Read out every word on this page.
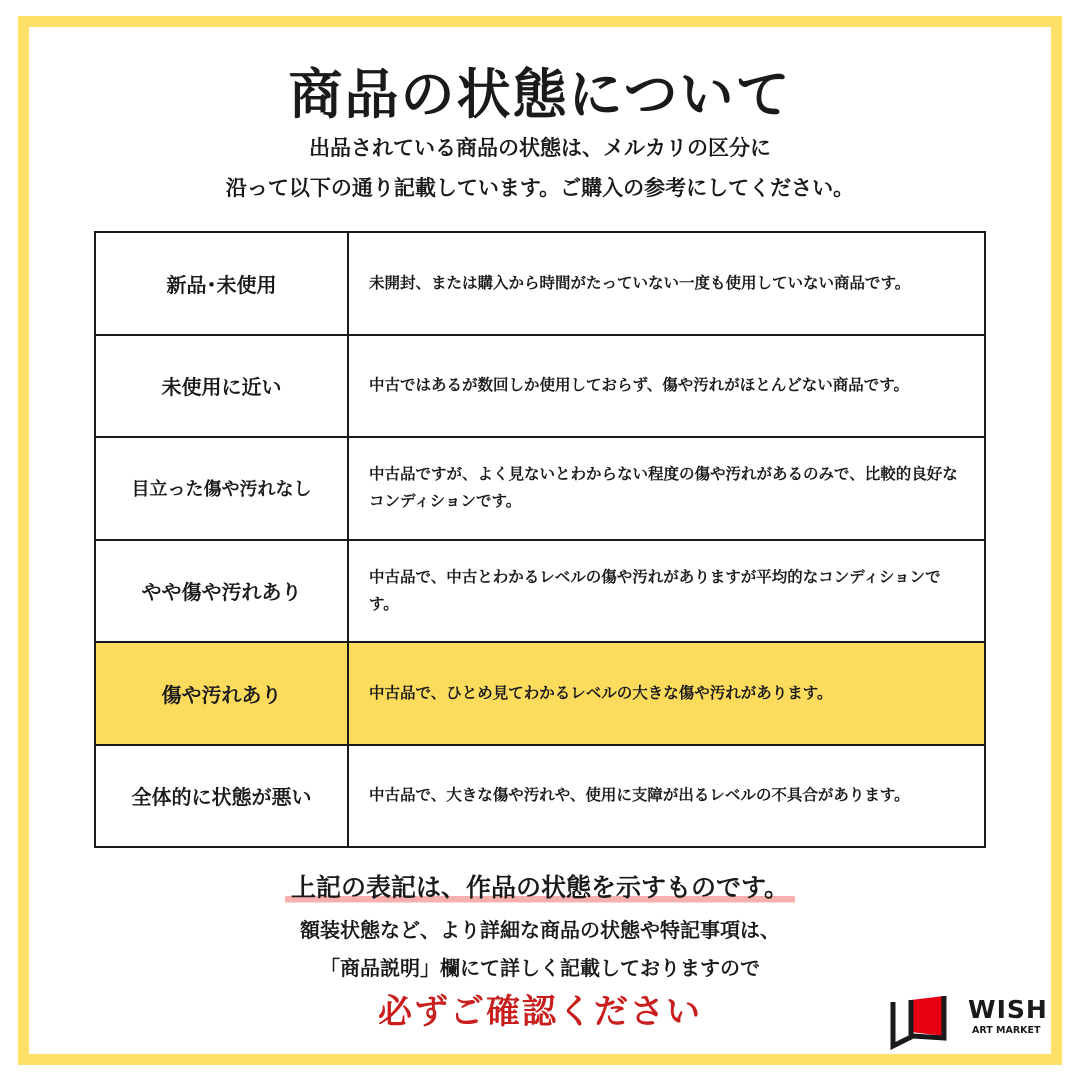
商品の状態について

出品されている商品の状態は、メルカリの区分に

沿って以下の通り記載しています。ご購入の参考にしてください。

新品･未使用	未開封、または購入から時間がたっていない一度も使用していない商品です。
未使用に近い	中古ではあるが数回しか使用しておらず、傷や汚れがほとんどない商品です。
目立った傷や汚れなし	中古品ですが、よく見ないとわからない程度の傷や汚れがあるのみで、比較的良好なコンディションです。
やや傷や汚れあり	中古品で、中古とわかるレベルの傷や汚れがありますが平均的なコンディションです。
傷や汚れあり	中古品で、ひとめ見てわかるレベルの大きな傷や汚れがあります。
全体的に状態が悪い	中古品で、大きな傷や汚れや、使用に支障が出るレベルの不具合があります。
上記の表記は、作品の状態を示すものです。

額装状態など、より詳細な商品の状態や特記事項は、

「商品説明」欄にて詳しく記載しておりますので

必ずご確認ください	WISH
ART MARKET
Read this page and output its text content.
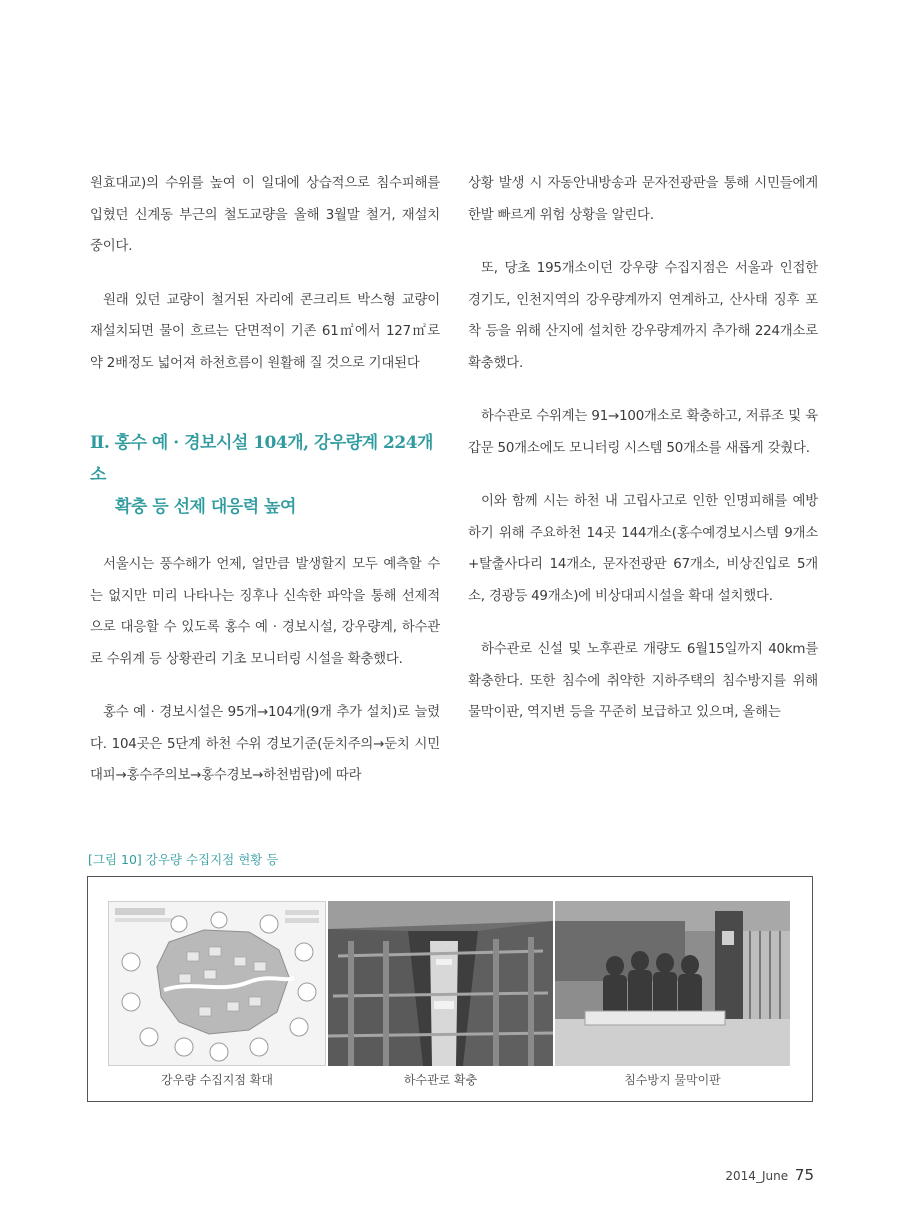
원효대교)의 수위를 높여 이 일대에 상습적으로 침수피해를 입혔던 신계동 부근의 철도교량을 올해 3월말 철거, 재설치 중이다.

원래 있던 교량이 철거된 자리에 콘크리트 박스형 교량이 재설치되면 물이 흐르는 단면적이 기존 61㎡에서 127㎡로 약 2배정도 넓어져 하천흐름이 원활해 질 것으로 기대된다

Ⅱ. 홍수 예 · 경보시설 104개, 강우량계 224개소
확충 등 선제 대응력 높여

서울시는 풍수해가 언제, 얼만큼 발생할지 모두 예측할 수는 없지만 미리 나타나는 징후나 신속한 파악을 통해 선제적으로 대응할 수 있도록 홍수 예 · 경보시설, 강우량계, 하수관로 수위계 등 상황관리 기초 모니터링 시설을 확충했다.

홍수 예 · 경보시설은 95개→104개(9개 추가 설치)로 늘렸다. 104곳은 5단계 하천 수위 경보기준(둔치주의→둔치 시민대피→홍수주의보→홍수경보→하천범람)에 따라

상황 발생 시 자동안내방송과 문자전광판을 통해 시민들에게 한발 빠르게 위험 상황을 알린다.

또, 당초 195개소이던 강우량 수집지점은 서울과 인접한 경기도, 인천지역의 강우량계까지 연계하고, 산사태 징후 포착 등을 위해 산지에 설치한 강우량계까지 추가해 224개소로 확충했다.

하수관로 수위계는 91→100개소로 확충하고, 저류조 및 육갑문 50개소에도 모니터링 시스템 50개소를 새롭게 갖췄다.

이와 함께 시는 하천 내 고립사고로 인한 인명피해를 예방하기 위해 주요하천 14곳 144개소(홍수예경보시스템 9개소+탈출사다리 14개소, 문자전광판 67개소, 비상진입로 5개소, 경광등 49개소)에 비상대피시설을 확대 설치했다.

하수관로 신설 및 노후관로 개량도 6월15일까지 40km를 확충한다. 또한 침수에 취약한 지하주택의 침수방지를 위해 물막이판, 역지변 등을 꾸준히 보급하고 있으며, 올해는

[그림 10] 강우량 수집지점 현황 등
강우량 수집지점 확대	하수관로 확충	침수방지 물막이판
2014_June 75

* * *

Goal of the exercise:
Write out the records above once more, word for word, with no pictures.

Solution to the problem:
Read out every word on this page.
商品の状態について

出品されている商品の状態は、メルカリの区分に

沿って以下の通り記載しています。ご購入の参考にしてください。

新品･未使用	未開封、または購入から時間がたっていない一度も使用していない商品です。
未使用に近い	中古ではあるが数回しか使用しておらず、傷や汚れがほとんどない商品です。
目立った傷や汚れなし	中古品ですが、よく見ないとわからない程度の傷や汚れがあるのみで、比較的良好なコンディションです。
やや傷や汚れあり	中古品で、中古とわかるレベルの傷や汚れがありますが平均的なコンディションです。
傷や汚れあり	中古品で、ひとめ見てわかるレベルの大きな傷や汚れがあります。
全体的に状態が悪い	中古品で、大きな傷や汚れや、使用に支障が出るレベルの不具合があります。
上記の表記は、作品の状態を示すものです。

額装状態など、より詳細な商品の状態や特記事項は、

「商品説明」欄にて詳しく記載しておりますので

必ずご確認ください	WISH
ART MARKET
Read this page and output its text content.
원효대교)의 수위를 높여 이 일대에 상습적으로 침수피해를 입혔던 신계동 부근의 철도교량을 올해 3월말 철거, 재설치 중이다.

원래 있던 교량이 철거된 자리에 콘크리트 박스형 교량이 재설치되면 물이 흐르는 단면적이 기존 61㎡에서 127㎡로 약 2배정도 넓어져 하천흐름이 원활해 질 것으로 기대된다

Ⅱ. 홍수 예 · 경보시설 104개, 강우량계 224개소
확충 등 선제 대응력 높여

서울시는 풍수해가 언제, 얼만큼 발생할지 모두 예측할 수는 없지만 미리 나타나는 징후나 신속한 파악을 통해 선제적으로 대응할 수 있도록 홍수 예 · 경보시설, 강우량계, 하수관로 수위계 등 상황관리 기초 모니터링 시설을 확충했다.

홍수 예 · 경보시설은 95개→104개(9개 추가 설치)로 늘렸다. 104곳은 5단계 하천 수위 경보기준(둔치주의→둔치 시민대피→홍수주의보→홍수경보→하천범람)에 따라

상황 발생 시 자동안내방송과 문자전광판을 통해 시민들에게 한발 빠르게 위험 상황을 알린다.

또, 당초 195개소이던 강우량 수집지점은 서울과 인접한 경기도, 인천지역의 강우량계까지 연계하고, 산사태 징후 포착 등을 위해 산지에 설치한 강우량계까지 추가해 224개소로 확충했다.

하수관로 수위계는 91→100개소로 확충하고, 저류조 및 육갑문 50개소에도 모니터링 시스템 50개소를 새롭게 갖췄다.

이와 함께 시는 하천 내 고립사고로 인한 인명피해를 예방하기 위해 주요하천 14곳 144개소(홍수예경보시스템 9개소+탈출사다리 14개소, 문자전광판 67개소, 비상진입로 5개소, 경광등 49개소)에 비상대피시설을 확대 설치했다.

하수관로 신설 및 노후관로 개량도 6월15일까지 40km를 확충한다. 또한 침수에 취약한 지하주택의 침수방지를 위해 물막이판, 역지변 등을 꾸준히 보급하고 있으며, 올해는

[그림 10] 강우량 수집지점 현황 등
강우량 수집지점 확대	하수관로 확충	침수방지 물막이판
2014_June 75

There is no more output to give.